> Directions:
Output every line below exactly.
--- Start of Data for this task ---
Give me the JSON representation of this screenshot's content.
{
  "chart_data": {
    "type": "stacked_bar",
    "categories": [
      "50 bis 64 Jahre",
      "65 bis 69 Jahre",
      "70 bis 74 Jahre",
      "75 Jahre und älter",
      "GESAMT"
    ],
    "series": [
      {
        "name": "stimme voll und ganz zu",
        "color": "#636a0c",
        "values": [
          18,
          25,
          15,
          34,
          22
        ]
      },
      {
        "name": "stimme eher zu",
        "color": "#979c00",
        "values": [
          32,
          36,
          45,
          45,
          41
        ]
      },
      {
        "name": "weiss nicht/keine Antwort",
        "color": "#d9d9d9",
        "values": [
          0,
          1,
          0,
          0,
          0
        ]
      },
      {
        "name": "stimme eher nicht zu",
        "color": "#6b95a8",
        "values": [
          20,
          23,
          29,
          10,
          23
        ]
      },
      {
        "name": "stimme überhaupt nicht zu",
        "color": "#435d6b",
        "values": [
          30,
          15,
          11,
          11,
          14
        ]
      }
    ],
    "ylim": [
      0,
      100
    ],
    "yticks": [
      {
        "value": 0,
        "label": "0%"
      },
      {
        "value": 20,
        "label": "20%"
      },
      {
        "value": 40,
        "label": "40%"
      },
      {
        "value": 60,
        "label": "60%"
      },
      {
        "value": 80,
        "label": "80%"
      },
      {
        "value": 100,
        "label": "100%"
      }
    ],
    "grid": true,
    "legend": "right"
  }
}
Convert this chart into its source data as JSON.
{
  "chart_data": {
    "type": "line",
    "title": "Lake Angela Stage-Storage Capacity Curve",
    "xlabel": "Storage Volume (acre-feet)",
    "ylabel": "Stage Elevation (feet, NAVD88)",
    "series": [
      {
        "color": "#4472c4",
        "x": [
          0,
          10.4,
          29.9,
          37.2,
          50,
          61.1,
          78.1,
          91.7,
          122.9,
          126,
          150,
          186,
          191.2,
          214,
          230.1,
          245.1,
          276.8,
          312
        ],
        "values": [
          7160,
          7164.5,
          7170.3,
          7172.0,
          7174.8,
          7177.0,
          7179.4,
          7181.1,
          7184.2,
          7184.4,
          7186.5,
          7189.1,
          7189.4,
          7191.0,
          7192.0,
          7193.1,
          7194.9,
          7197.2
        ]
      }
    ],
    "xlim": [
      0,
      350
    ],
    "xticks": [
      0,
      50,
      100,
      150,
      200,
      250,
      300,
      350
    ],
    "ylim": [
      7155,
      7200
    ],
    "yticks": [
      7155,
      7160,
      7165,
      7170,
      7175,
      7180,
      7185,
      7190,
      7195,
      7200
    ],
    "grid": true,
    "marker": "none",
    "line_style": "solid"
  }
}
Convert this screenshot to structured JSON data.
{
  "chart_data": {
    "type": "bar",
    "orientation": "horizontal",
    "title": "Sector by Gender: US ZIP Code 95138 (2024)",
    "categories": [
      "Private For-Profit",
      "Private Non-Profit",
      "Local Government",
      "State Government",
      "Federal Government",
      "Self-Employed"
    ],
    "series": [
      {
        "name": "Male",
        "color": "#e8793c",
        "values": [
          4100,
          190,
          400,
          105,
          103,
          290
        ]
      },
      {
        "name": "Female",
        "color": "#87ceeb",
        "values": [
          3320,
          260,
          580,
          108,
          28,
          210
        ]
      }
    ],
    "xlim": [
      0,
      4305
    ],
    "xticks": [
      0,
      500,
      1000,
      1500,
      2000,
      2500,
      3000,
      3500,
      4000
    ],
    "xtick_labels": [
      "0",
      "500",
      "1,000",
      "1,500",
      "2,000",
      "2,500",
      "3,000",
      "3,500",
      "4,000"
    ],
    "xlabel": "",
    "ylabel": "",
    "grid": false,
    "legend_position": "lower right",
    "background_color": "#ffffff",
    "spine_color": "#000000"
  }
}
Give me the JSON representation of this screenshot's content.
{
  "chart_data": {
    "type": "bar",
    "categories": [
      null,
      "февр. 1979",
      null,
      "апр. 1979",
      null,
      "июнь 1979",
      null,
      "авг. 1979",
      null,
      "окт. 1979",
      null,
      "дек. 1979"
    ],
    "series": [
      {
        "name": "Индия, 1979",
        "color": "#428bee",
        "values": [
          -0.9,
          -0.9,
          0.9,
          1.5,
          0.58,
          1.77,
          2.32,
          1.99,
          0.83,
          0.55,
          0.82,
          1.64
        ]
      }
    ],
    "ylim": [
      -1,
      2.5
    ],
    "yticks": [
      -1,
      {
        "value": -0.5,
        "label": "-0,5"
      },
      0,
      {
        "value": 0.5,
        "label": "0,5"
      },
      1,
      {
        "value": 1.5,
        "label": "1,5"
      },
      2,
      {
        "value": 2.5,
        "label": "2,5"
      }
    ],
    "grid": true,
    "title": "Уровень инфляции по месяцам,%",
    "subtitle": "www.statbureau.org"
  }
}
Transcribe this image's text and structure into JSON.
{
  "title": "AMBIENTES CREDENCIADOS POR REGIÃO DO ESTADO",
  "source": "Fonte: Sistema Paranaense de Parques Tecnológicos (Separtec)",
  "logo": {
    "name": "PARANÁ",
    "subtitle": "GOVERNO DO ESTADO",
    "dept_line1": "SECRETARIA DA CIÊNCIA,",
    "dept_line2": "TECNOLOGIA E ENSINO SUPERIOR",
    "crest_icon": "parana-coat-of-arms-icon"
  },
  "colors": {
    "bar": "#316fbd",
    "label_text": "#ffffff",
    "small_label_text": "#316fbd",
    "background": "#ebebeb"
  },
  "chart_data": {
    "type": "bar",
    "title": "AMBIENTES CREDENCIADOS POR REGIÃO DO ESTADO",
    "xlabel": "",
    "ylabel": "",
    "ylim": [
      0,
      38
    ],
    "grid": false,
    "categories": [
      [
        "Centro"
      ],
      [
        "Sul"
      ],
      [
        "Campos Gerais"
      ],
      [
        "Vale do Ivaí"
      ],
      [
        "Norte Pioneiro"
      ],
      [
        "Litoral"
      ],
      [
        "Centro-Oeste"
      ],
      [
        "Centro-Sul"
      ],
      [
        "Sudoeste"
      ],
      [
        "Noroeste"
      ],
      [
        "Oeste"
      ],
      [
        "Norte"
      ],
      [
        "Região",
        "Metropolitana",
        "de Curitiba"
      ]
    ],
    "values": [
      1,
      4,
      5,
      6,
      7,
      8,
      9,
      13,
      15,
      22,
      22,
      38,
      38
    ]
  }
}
--- End of Data for this task ---
> Full solution:
Give me the JSON representation of this screenshot's content.
{
  "chart_data": {
    "type": "stacked_bar",
    "categories": [
      "50 bis 64 Jahre",
      "65 bis 69 Jahre",
      "70 bis 74 Jahre",
      "75 Jahre und älter",
      "GESAMT"
    ],
    "series": [
      {
        "name": "stimme voll und ganz zu",
        "color": "#636a0c",
        "values": [
          18,
          25,
          15,
          34,
          22
        ]
      },
      {
        "name": "stimme eher zu",
        "color": "#979c00",
        "values": [
          32,
          36,
          45,
          45,
          41
        ]
      },
      {
        "name": "weiss nicht/keine Antwort",
        "color": "#d9d9d9",
        "values": [
          0,
          1,
          0,
          0,
          0
        ]
      },
      {
        "name": "stimme eher nicht zu",
        "color": "#6b95a8",
        "values": [
          20,
          23,
          29,
          10,
          23
        ]
      },
      {
        "name": "stimme überhaupt nicht zu",
        "color": "#435d6b",
        "values": [
          30,
          15,
          11,
          11,
          14
        ]
      }
    ],
    "ylim": [
      0,
      100
    ],
    "yticks": [
      {
        "value": 0,
        "label": "0%"
      },
      {
        "value": 20,
        "label": "20%"
      },
      {
        "value": 40,
        "label": "40%"
      },
      {
        "value": 60,
        "label": "60%"
      },
      {
        "value": 80,
        "label": "80%"
      },
      {
        "value": 100,
        "label": "100%"
      }
    ],
    "grid": true,
    "legend": "right"
  }
}
Convert this chart into its source data as JSON.
{
  "chart_data": {
    "type": "line",
    "title": "Lake Angela Stage-Storage Capacity Curve",
    "xlabel": "Storage Volume (acre-feet)",
    "ylabel": "Stage Elevation (feet, NAVD88)",
    "series": [
      {
        "color": "#4472c4",
        "x": [
          0,
          10.4,
          29.9,
          37.2,
          50,
          61.1,
          78.1,
          91.7,
          122.9,
          126,
          150,
          186,
          191.2,
          214,
          230.1,
          245.1,
          276.8,
          312
        ],
        "values": [
          7160,
          7164.5,
          7170.3,
          7172.0,
          7174.8,
          7177.0,
          7179.4,
          7181.1,
          7184.2,
          7184.4,
          7186.5,
          7189.1,
          7189.4,
          7191.0,
          7192.0,
          7193.1,
          7194.9,
          7197.2
        ]
      }
    ],
    "xlim": [
      0,
      350
    ],
    "xticks": [
      0,
      50,
      100,
      150,
      200,
      250,
      300,
      350
    ],
    "ylim": [
      7155,
      7200
    ],
    "yticks": [
      7155,
      7160,
      7165,
      7170,
      7175,
      7180,
      7185,
      7190,
      7195,
      7200
    ],
    "grid": true,
    "marker": "none",
    "line_style": "solid"
  }
}
Convert this screenshot to structured JSON data.
{
  "chart_data": {
    "type": "bar",
    "orientation": "horizontal",
    "title": "Sector by Gender: US ZIP Code 95138 (2024)",
    "categories": [
      "Private For-Profit",
      "Private Non-Profit",
      "Local Government",
      "State Government",
      "Federal Government",
      "Self-Employed"
    ],
    "series": [
      {
        "name": "Male",
        "color": "#e8793c",
        "values": [
          4100,
          190,
          400,
          105,
          103,
          290
        ]
      },
      {
        "name": "Female",
        "color": "#87ceeb",
        "values": [
          3320,
          260,
          580,
          108,
          28,
          210
        ]
      }
    ],
    "xlim": [
      0,
      4305
    ],
    "xticks": [
      0,
      500,
      1000,
      1500,
      2000,
      2500,
      3000,
      3500,
      4000
    ],
    "xtick_labels": [
      "0",
      "500",
      "1,000",
      "1,500",
      "2,000",
      "2,500",
      "3,000",
      "3,500",
      "4,000"
    ],
    "xlabel": "",
    "ylabel": "",
    "grid": false,
    "legend_position": "lower right",
    "background_color": "#ffffff",
    "spine_color": "#000000"
  }
}
Give me the JSON representation of this screenshot's content.
{
  "chart_data": {
    "type": "bar",
    "categories": [
      null,
      "февр. 1979",
      null,
      "апр. 1979",
      null,
      "июнь 1979",
      null,
      "авг. 1979",
      null,
      "окт. 1979",
      null,
      "дек. 1979"
    ],
    "series": [
      {
        "name": "Индия, 1979",
        "color": "#428bee",
        "values": [
          -0.9,
          -0.9,
          0.9,
          1.5,
          0.58,
          1.77,
          2.32,
          1.99,
          0.83,
          0.55,
          0.82,
          1.64
        ]
      }
    ],
    "ylim": [
      -1,
      2.5
    ],
    "yticks": [
      -1,
      {
        "value": -0.5,
        "label": "-0,5"
      },
      0,
      {
        "value": 0.5,
        "label": "0,5"
      },
      1,
      {
        "value": 1.5,
        "label": "1,5"
      },
      2,
      {
        "value": 2.5,
        "label": "2,5"
      }
    ],
    "grid": true,
    "title": "Уровень инфляции по месяцам,%",
    "subtitle": "www.statbureau.org"
  }
}
Transcribe this image's text and structure into JSON.
{
  "title": "AMBIENTES CREDENCIADOS POR REGIÃO DO ESTADO",
  "source": "Fonte: Sistema Paranaense de Parques Tecnológicos (Separtec)",
  "logo": {
    "name": "PARANÁ",
    "subtitle": "GOVERNO DO ESTADO",
    "dept_line1": "SECRETARIA DA CIÊNCIA,",
    "dept_line2": "TECNOLOGIA E ENSINO SUPERIOR",
    "crest_icon": "parana-coat-of-arms-icon"
  },
  "colors": {
    "bar": "#316fbd",
    "label_text": "#ffffff",
    "small_label_text": "#316fbd",
    "background": "#ebebeb"
  },
  "chart_data": {
    "type": "bar",
    "title": "AMBIENTES CREDENCIADOS POR REGIÃO DO ESTADO",
    "xlabel": "",
    "ylabel": "",
    "ylim": [
      0,
      38
    ],
    "grid": false,
    "categories": [
      [
        "Centro"
      ],
      [
        "Sul"
      ],
      [
        "Campos Gerais"
      ],
      [
        "Vale do Ivaí"
      ],
      [
        "Norte Pioneiro"
      ],
      [
        "Litoral"
      ],
      [
        "Centro-Oeste"
      ],
      [
        "Centro-Sul"
      ],
      [
        "Sudoeste"
      ],
      [
        "Noroeste"
      ],
      [
        "Oeste"
      ],
      [
        "Norte"
      ],
      [
        "Região",
        "Metropolitana",
        "de Curitiba"
      ]
    ],
    "values": [
      1,
      4,
      5,
      6,
      7,
      8,
      9,
      13,
      15,
      22,
      22,
      38,
      38
    ]
  }
}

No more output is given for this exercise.